What the task requires: Copy the rows word for word, starting with the very first row and stopping after the row that contains "- y-tick-label: 3,500.00: [1721, 531, 1777, 547]".
══ Record set ══
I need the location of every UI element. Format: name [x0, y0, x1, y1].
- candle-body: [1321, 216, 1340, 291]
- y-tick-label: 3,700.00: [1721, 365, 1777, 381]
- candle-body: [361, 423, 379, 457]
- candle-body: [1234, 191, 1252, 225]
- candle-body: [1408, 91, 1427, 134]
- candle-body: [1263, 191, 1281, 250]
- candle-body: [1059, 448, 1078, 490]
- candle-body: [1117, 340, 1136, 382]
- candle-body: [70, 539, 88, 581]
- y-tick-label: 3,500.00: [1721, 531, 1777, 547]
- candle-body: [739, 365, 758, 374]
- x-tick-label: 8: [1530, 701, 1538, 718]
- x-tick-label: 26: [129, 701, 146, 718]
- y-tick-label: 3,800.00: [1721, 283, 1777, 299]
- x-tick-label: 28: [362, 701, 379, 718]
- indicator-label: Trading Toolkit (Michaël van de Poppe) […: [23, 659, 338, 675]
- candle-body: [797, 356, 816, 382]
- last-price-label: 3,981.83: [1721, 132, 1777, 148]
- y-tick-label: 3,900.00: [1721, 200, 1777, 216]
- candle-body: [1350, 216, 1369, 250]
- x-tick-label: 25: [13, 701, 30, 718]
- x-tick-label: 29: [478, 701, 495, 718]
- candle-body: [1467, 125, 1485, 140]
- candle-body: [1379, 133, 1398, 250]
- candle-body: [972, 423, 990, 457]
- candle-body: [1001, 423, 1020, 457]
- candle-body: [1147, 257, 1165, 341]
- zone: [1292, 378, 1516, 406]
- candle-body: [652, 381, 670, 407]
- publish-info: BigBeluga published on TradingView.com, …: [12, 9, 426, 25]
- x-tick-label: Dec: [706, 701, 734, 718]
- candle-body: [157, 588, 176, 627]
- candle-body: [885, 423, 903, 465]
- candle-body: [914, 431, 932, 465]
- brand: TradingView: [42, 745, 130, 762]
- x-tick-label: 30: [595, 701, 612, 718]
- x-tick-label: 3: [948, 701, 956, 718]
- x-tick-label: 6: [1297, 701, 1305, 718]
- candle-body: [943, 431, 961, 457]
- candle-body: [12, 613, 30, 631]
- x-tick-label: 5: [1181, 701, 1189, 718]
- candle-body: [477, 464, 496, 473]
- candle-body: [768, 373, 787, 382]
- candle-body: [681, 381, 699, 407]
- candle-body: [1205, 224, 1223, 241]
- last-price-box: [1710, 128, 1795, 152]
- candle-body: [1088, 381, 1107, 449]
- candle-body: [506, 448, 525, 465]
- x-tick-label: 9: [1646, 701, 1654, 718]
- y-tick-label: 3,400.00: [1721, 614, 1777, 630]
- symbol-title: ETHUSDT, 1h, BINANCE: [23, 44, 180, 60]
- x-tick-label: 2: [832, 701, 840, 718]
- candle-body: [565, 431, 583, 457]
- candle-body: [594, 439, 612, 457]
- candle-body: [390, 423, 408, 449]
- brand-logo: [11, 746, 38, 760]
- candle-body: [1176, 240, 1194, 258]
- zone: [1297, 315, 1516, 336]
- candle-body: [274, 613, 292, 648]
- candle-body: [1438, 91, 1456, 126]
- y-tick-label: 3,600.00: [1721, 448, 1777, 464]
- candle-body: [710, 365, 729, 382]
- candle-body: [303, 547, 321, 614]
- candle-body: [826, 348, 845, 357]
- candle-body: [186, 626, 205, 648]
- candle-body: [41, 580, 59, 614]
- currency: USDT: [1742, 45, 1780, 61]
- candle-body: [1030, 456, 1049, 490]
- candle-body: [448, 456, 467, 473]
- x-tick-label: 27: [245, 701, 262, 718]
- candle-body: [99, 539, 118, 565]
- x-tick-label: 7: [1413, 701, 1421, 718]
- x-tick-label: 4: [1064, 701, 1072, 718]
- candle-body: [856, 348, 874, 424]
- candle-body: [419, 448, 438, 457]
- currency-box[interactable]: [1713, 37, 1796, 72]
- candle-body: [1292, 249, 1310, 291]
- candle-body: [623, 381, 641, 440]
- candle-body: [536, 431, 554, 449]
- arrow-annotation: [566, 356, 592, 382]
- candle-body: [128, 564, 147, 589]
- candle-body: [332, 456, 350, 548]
═══
Correct output:
I need the location of every UI element. Format: name [x0, y0, x1, y1].
- candle-body: [1321, 216, 1340, 291]
- y-tick-label: 3,700.00: [1721, 365, 1777, 381]
- candle-body: [361, 423, 379, 457]
- candle-body: [1234, 191, 1252, 225]
- candle-body: [1408, 91, 1427, 134]
- candle-body: [1263, 191, 1281, 250]
- candle-body: [1059, 448, 1078, 490]
- candle-body: [1117, 340, 1136, 382]
- candle-body: [70, 539, 88, 581]
- y-tick-label: 3,500.00: [1721, 531, 1777, 547]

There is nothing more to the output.